-- PROBLEM --
Quote every line of the material beneath this one.

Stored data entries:

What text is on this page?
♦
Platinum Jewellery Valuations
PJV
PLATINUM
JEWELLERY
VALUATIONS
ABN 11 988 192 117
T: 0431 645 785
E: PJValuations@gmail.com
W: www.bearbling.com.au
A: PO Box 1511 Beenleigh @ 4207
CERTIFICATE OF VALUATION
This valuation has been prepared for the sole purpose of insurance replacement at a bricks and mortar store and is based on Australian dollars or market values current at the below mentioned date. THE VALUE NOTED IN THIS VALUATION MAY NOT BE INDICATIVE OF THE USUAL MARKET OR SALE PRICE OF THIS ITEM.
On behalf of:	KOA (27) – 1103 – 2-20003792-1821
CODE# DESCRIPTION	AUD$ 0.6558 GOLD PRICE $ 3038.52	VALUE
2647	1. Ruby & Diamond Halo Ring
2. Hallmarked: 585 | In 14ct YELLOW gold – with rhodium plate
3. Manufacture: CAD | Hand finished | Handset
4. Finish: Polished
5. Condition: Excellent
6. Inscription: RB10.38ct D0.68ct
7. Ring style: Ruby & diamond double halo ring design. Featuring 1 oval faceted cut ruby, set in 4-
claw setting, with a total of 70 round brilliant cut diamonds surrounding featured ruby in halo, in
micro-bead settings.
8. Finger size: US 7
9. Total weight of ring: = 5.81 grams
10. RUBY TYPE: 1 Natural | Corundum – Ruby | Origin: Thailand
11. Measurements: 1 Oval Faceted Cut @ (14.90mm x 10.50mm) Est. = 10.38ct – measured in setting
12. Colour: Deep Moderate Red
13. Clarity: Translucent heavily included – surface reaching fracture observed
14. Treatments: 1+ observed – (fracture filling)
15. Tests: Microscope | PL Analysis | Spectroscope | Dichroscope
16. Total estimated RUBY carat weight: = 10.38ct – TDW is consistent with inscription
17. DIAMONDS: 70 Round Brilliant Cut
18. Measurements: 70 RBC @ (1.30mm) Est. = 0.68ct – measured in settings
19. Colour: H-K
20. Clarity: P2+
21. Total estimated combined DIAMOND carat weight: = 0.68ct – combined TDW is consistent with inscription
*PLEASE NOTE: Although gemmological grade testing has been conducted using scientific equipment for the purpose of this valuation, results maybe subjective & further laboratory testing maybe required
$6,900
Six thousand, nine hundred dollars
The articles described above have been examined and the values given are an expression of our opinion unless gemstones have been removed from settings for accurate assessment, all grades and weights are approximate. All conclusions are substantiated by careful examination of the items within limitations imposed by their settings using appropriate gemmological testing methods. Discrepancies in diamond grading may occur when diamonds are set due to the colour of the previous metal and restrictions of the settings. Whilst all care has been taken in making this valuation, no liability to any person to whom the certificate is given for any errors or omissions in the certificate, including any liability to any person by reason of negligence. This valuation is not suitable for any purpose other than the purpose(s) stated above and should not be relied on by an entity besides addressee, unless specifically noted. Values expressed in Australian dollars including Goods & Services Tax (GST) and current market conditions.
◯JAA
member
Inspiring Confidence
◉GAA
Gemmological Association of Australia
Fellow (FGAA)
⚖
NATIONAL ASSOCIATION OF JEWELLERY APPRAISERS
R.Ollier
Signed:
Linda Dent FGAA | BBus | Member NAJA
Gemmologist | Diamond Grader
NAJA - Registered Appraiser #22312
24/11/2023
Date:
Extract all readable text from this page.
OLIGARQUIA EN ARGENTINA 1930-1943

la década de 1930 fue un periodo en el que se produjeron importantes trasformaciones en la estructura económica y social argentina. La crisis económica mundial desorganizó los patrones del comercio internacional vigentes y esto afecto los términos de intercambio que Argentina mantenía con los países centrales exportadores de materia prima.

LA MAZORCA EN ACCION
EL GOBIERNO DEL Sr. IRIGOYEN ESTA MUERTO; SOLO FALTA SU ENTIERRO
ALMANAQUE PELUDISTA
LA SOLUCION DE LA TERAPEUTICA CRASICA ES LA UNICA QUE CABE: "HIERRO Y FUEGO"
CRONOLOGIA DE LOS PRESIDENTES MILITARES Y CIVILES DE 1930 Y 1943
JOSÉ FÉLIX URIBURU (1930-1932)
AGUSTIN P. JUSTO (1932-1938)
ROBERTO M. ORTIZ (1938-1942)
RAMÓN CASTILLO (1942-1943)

-- FINISHED EXERCISE --
What text is on this page?
♦
Platinum Jewellery Valuations
PJV
PLATINUM
JEWELLERY
VALUATIONS
ABN 11 988 192 117
T: 0431 645 785
E: PJValuations@gmail.com
W: www.bearbling.com.au
A: PO Box 1511 Beenleigh @ 4207
CERTIFICATE OF VALUATION
This valuation has been prepared for the sole purpose of insurance replacement at a bricks and mortar store and is based on Australian dollars or market values current at the below mentioned date. THE VALUE NOTED IN THIS VALUATION MAY NOT BE INDICATIVE OF THE USUAL MARKET OR SALE PRICE OF THIS ITEM.
On behalf of:	KOA (27) – 1103 – 2-20003792-1821
CODE# DESCRIPTION	AUD$ 0.6558 GOLD PRICE $ 3038.52	VALUE
2647	1. Ruby & Diamond Halo Ring
2. Hallmarked: 585 | In 14ct YELLOW gold – with rhodium plate
3. Manufacture: CAD | Hand finished | Handset
4. Finish: Polished
5. Condition: Excellent
6. Inscription: RB10.38ct D0.68ct
7. Ring style: Ruby & diamond double halo ring design. Featuring 1 oval faceted cut ruby, set in 4-
claw setting, with a total of 70 round brilliant cut diamonds surrounding featured ruby in halo, in
micro-bead settings.
8. Finger size: US 7
9. Total weight of ring: = 5.81 grams
10. RUBY TYPE: 1 Natural | Corundum – Ruby | Origin: Thailand
11. Measurements: 1 Oval Faceted Cut @ (14.90mm x 10.50mm) Est. = 10.38ct – measured in setting
12. Colour: Deep Moderate Red
13. Clarity: Translucent heavily included – surface reaching fracture observed
14. Treatments: 1+ observed – (fracture filling)
15. Tests: Microscope | PL Analysis | Spectroscope | Dichroscope
16. Total estimated RUBY carat weight: = 10.38ct – TDW is consistent with inscription
17. DIAMONDS: 70 Round Brilliant Cut
18. Measurements: 70 RBC @ (1.30mm) Est. = 0.68ct – measured in settings
19. Colour: H-K
20. Clarity: P2+
21. Total estimated combined DIAMOND carat weight: = 0.68ct – combined TDW is consistent with inscription
*PLEASE NOTE: Although gemmological grade testing has been conducted using scientific equipment for the purpose of this valuation, results maybe subjective & further laboratory testing maybe required
$6,900
Six thousand, nine hundred dollars
The articles described above have been examined and the values given are an expression of our opinion unless gemstones have been removed from settings for accurate assessment, all grades and weights are approximate. All conclusions are substantiated by careful examination of the items within limitations imposed by their settings using appropriate gemmological testing methods. Discrepancies in diamond grading may occur when diamonds are set due to the colour of the previous metal and restrictions of the settings. Whilst all care has been taken in making this valuation, no liability to any person to whom the certificate is given for any errors or omissions in the certificate, including any liability to any person by reason of negligence. This valuation is not suitable for any purpose other than the purpose(s) stated above and should not be relied on by an entity besides addressee, unless specifically noted. Values expressed in Australian dollars including Goods & Services Tax (GST) and current market conditions.
◯JAA
member
Inspiring Confidence
◉GAA
Gemmological Association of Australia
Fellow (FGAA)
⚖
NATIONAL ASSOCIATION OF JEWELLERY APPRAISERS
R.Ollier
Signed:
Linda Dent FGAA | BBus | Member NAJA
Gemmologist | Diamond Grader
NAJA - Registered Appraiser #22312
24/11/2023
Date:
Extract all readable text from this page.
OLIGARQUIA EN ARGENTINA 1930-1943

la década de 1930 fue un periodo en el que se produjeron importantes trasformaciones en la estructura económica y social argentina. La crisis económica mundial desorganizó los patrones del comercio internacional vigentes y esto afecto los términos de intercambio que Argentina mantenía con los países centrales exportadores de materia prima.

LA MAZORCA EN ACCION
EL GOBIERNO DEL Sr. IRIGOYEN ESTA MUERTO; SOLO FALTA SU ENTIERRO
ALMANAQUE PELUDISTA
LA SOLUCION DE LA TERAPEUTICA CRASICA ES LA UNICA QUE CABE: "HIERRO Y FUEGO"
CRONOLOGIA DE LOS PRESIDENTES MILITARES Y CIVILES DE 1930 Y 1943
JOSÉ FÉLIX URIBURU (1930-1932)
AGUSTIN P. JUSTO (1932-1938)
ROBERTO M. ORTIZ (1938-1942)
RAMÓN CASTILLO (1942-1943)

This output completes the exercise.